Saved entries:
========

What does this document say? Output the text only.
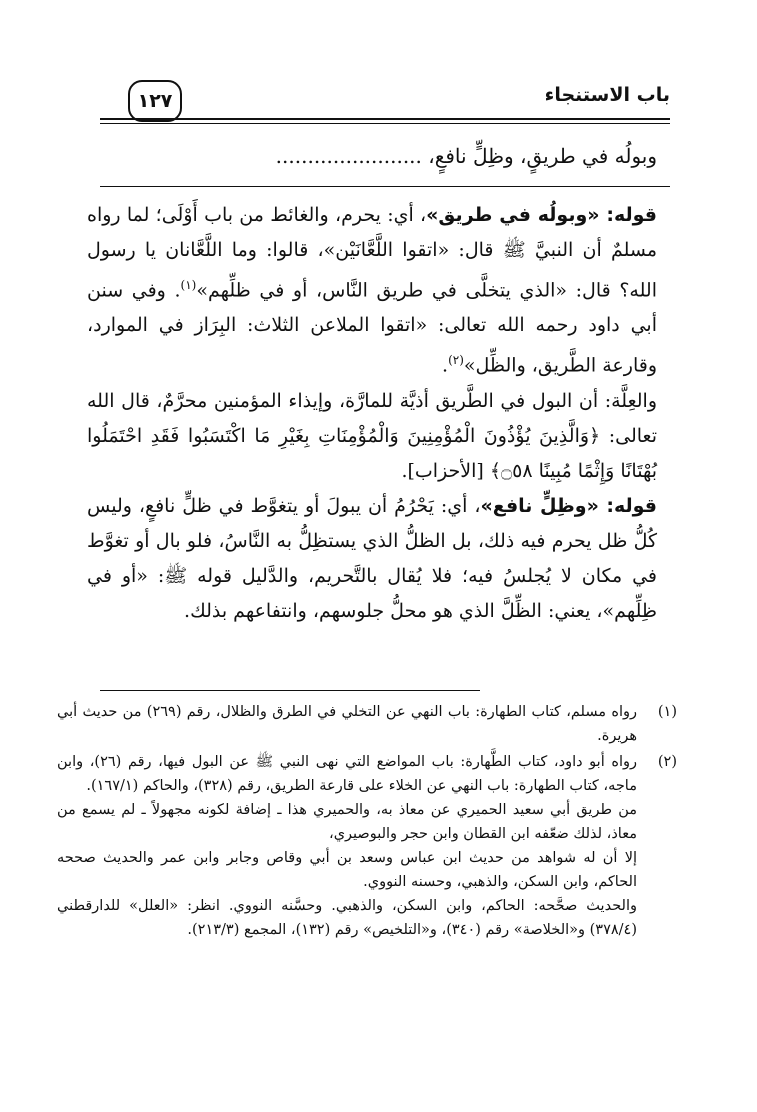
باب الاستنجاء
١٢٧
وبولُه في طريقٍ، وظِلٍّ نافعٍ، .......................

قوله: «وبولُه في طريق»، أي: يحرم، والغائط من باب أَوْلَى؛ لما رواه مسلمٌ أن النبيَّ ﷺ قال: «اتقوا اللَّعَّانَيْن»، قالوا: وما اللَّعَّانان يا رسول الله؟ قال: «الذي يتخلَّى في طريق النَّاس، أو في ظلِّهم»$^{(١)}$. وفي سنن أبي داود رحمه الله تعالى: «اتقوا الملاعن الثلاث: البِرَاز في الموارد، وقارعة الطَّريق، والظِّل»$^{(٢)}$.

والعِلَّة: أن البول في الطَّريق أذيَّة للمارَّة، وإيذاء المؤمنين محرَّمٌ، قال الله تعالى: ﴿وَالَّذِينَ يُؤْذُونَ الْمُؤْمِنِينَ وَالْمُؤْمِنَاتِ بِغَيْرِ مَا اكْتَسَبُوا فَقَدِ احْتَمَلُوا بُهْتَانًا وَإِثْمًا مُبِينًا ۝٥٨﴾ [الأحزاب].

قوله: «وظِلٍّ نافع»، أي: يَحْرُمُ أن يبولَ أو يتغوَّط في ظلٍّ نافعٍ، وليس كُلُّ ظل يحرم فيه ذلك، بل الظلُّ الذي يستظِلُّ به النَّاسُ، فلو بال أو تغوَّط في مكان لا يُجلسُ فيه؛ فلا يُقال بالتَّحريم، والدَّليل قوله ﷺ: «أو في ظِلِّهم»، يعني: الظِّلَّ الذي هو محلُّ جلوسهم، وانتفاعهم بذلك.

(١)

رواه مسلم، كتاب الطهارة: باب النهي عن التخلي في الطرق والظلال، رقم (٢٦٩) من حديث أبي هريرة.

(٢)

رواه أبو داود، كتاب الطَّهارة: باب المواضع التي نهى النبي ﷺ عن البول فيها، رقم (٢٦)، وابن ماجه، كتاب الطهارة: باب النهي عن الخلاء على قارعة الطريق، رقم (٣٢٨)، والحاكم (١٦٧/١).

من طريق أبي سعيد الحميري عن معاذ به، والحميري هذا ـ إضافة لكونه مجهولاً ـ لم يسمع من معاذ، لذلك ضعّفه ابن القطان وابن حجر والبوصيري،

إلا أن له شواهد من حديث ابن عباس وسعد بن أبي وقاص وجابر وابن عمر والحديث صححه الحاكم، وابن السكن، والذهبي، وحسنه النووي.

والحديث صحَّحه: الحاكم، وابن السكن، والذهبي. وحسَّنه النووي. انظر: «العلل» للدارقطني (٣٧٨/٤) و«الخلاصة» رقم (٣٤٠)، و«التلخيص» رقم (١٣٢)، المجمع (٢١٣/٣).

========

Pick out each line in the material containing "داود".

### Written answer
قوله: «وبولُه في طريق»، أي: يحرم، والغائط من باب أَوْلَى؛ لما رواه مسلمٌ أن النبيَّ ﷺ قال: «اتقوا اللَّعَّانَيْن»، قالوا: وما اللَّعَّانان يا رسول الله؟ قال: «الذي يتخلَّى في طريق النَّاس، أو في ظلِّهم»$^{(١)}$. وفي سنن أبي داود رحمه الله تعالى: «اتقوا الملاعن الثلاث: البِرَاز في الموارد، وقارعة الطَّريق، والظِّل»$^{(٢)}$.
رواه أبو داود، كتاب الطَّهارة: باب المواضع التي نهى النبي ﷺ عن البول فيها، رقم (٢٦)، وابن ماجه، كتاب الطهارة: باب النهي عن الخلاء على قارعة الطريق، رقم (٣٢٨)، والحاكم (١٦٧/١).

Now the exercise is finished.